Parts of the exercise:
1. Write out the stretch of the radar text from "Radar sensors –" through "and 79 GHz.".
2. Rewrite the records from their start through the line containing "search-input[interactable]: 支持城市名、景点查询 —", changing "components" to "items" and keeping everything else the same; give back only those lines.

Selected excerpt:

[start]

Radar module – classic sensor technology
This is an active transmission and reception method in the microwave GHz range. This technology makes it possible to detect and localize one or more objects by means of electromagnetic waves.
The radar antenna emits signals in the form of radar waves. These waves cannot be perceived by humans and move at the speed of light. If one of these waves hits an object, the signal changes and is reflected back, like an echo. An antenna in the sensor receives the reflected signal which contains information about the object. For example, based on the signal’s transit time, it is possible to calculate the distance of the object to the vehicle. In a second step, information is now emitted to the vehicle electronics in order to trigger a reaction such as “reduce speed”.
A major advantage of this technology is that it is less sensitive to darkness, moisture, dirt and temperature.
However, there are also disadvantages such as radar-to-radar interference. This is when different radar sensors all operating in the same allocated frequency band mutually interfere with each other. This interference or these faults occur if the visual fields of the sensors overlap. However, work is currently being carried out on different approaches in order to fix this problem.
Radar sensors – differences and areas of use
In general, three different radar ranges can be distinguished in the vehicle:
- LRR Long Range Radar > 160 m
- MRR Mid-Range Radar 160 m
- SRR Short-Range Radar 50 m
The sensors use frequency ranges between 24, 77 and 79 GHz.
Front View (24/77 GHz)

[end]

Records provided:
[start]

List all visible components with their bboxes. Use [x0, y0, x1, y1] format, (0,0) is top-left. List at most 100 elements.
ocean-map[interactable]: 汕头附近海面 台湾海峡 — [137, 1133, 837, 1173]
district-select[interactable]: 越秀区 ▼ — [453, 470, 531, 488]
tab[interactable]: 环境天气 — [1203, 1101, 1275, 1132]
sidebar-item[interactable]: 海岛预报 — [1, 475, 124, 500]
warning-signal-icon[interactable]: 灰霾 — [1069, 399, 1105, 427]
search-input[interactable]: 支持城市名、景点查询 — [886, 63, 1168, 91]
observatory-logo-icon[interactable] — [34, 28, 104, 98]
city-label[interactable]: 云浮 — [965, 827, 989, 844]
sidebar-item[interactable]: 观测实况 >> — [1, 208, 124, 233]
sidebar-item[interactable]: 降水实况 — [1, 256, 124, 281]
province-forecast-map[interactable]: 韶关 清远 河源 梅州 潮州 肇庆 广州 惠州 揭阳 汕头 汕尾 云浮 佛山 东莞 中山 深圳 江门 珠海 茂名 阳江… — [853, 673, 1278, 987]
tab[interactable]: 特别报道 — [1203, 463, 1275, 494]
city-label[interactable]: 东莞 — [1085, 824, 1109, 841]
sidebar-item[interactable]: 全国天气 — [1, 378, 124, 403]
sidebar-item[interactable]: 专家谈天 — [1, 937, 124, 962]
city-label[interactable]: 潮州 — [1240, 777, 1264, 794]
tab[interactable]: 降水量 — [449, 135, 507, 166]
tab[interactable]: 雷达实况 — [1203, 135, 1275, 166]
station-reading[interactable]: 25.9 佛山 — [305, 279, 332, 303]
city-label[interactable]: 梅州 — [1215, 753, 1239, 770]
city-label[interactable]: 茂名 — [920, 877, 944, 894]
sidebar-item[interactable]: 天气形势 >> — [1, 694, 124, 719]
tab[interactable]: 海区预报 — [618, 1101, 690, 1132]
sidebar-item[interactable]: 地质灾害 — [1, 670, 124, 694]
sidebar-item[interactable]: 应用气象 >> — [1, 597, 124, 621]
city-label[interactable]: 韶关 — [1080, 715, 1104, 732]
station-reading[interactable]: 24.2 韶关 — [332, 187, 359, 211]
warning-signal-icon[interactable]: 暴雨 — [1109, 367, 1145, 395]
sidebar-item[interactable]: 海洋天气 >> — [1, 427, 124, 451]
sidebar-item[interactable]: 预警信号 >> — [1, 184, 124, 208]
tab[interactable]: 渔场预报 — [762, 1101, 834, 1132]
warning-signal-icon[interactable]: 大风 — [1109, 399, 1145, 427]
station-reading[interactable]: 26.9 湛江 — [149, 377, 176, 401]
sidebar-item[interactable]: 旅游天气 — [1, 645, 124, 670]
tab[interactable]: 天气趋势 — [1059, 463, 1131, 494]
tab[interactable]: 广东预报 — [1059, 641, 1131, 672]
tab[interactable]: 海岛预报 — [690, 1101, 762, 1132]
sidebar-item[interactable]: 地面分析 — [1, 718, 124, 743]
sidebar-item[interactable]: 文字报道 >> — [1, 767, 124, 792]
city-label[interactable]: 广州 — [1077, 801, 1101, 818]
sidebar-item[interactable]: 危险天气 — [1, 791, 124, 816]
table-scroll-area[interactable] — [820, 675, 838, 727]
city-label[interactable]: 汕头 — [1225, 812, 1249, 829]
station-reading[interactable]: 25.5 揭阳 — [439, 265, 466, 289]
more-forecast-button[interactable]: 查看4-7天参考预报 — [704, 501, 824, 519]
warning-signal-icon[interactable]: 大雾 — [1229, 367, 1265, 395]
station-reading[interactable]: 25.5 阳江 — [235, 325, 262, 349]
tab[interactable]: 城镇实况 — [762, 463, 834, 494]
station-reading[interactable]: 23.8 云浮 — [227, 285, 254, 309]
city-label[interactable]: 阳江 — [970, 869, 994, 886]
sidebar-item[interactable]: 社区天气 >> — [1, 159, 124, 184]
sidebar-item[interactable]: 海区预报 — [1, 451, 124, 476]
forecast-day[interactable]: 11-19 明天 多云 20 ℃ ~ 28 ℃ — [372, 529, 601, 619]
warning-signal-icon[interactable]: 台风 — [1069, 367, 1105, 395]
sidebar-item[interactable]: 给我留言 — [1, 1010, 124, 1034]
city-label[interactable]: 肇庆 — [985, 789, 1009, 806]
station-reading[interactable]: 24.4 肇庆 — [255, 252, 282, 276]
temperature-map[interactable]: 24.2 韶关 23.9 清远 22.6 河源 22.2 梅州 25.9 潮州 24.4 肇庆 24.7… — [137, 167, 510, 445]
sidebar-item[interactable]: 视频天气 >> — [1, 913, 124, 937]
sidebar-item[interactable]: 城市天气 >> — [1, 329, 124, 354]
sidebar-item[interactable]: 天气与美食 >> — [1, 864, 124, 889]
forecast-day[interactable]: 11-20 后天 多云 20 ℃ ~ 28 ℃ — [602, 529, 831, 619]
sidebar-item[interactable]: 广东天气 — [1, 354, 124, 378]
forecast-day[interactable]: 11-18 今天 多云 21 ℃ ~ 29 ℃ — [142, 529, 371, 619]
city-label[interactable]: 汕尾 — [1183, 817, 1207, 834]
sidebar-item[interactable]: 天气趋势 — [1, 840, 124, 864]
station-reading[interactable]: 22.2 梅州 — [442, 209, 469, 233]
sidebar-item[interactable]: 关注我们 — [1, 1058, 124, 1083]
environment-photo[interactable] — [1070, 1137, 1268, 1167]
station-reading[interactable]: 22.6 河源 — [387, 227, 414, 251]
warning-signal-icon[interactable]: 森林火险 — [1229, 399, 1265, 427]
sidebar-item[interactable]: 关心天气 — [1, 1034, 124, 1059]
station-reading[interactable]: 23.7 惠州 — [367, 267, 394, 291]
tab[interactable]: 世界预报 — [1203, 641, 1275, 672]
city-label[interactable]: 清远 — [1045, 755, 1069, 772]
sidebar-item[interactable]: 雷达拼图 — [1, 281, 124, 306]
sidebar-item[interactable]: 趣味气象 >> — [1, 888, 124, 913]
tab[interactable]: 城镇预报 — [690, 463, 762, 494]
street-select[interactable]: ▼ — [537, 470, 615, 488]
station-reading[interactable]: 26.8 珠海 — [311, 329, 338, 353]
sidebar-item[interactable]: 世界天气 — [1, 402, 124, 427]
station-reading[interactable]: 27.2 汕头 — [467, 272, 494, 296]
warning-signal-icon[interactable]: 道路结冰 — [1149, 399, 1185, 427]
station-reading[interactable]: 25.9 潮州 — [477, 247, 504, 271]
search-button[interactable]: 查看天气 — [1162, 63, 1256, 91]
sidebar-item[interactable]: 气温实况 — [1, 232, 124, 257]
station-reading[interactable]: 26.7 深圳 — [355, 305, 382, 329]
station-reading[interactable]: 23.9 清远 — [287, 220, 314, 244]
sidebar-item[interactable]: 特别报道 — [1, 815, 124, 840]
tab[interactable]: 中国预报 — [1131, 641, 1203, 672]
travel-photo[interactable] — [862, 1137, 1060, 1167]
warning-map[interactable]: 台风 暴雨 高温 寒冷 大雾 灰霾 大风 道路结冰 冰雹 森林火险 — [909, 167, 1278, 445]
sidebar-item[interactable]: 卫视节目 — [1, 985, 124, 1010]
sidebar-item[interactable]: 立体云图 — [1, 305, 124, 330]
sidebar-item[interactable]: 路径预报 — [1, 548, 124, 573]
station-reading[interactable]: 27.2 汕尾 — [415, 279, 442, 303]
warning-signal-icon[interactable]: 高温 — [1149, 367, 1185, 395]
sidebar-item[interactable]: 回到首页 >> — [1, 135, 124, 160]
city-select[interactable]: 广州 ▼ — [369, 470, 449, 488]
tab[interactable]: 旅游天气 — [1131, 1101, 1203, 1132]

[end]

Written answers:
1.
Radar sensors – differences and areas of use
In general, three different radar ranges can be distinguished in the vehicle:
- LRR Long Range Radar > 160 m
- MRR Mid-Range Radar 160 m
- SRR Short-Range Radar 50 m
The sensors use frequency ranges between 24, 77 and 79 GHz.

2.
List all visible items with their bboxes. Use [x0, y0, x1, y1] format, (0,0) is top-left. List at most 100 elements.
ocean-map[interactable]: 汕头附近海面 台湾海峡 — [137, 1133, 837, 1173]
district-select[interactable]: 越秀区 ▼ — [453, 470, 531, 488]
tab[interactable]: 环境天气 — [1203, 1101, 1275, 1132]
sidebar-item[interactable]: 海岛预报 — [1, 475, 124, 500]
warning-signal-icon[interactable]: 灰霾 — [1069, 399, 1105, 427]
search-input[interactable]: 支持城市名、景点查询 — [886, 63, 1168, 91]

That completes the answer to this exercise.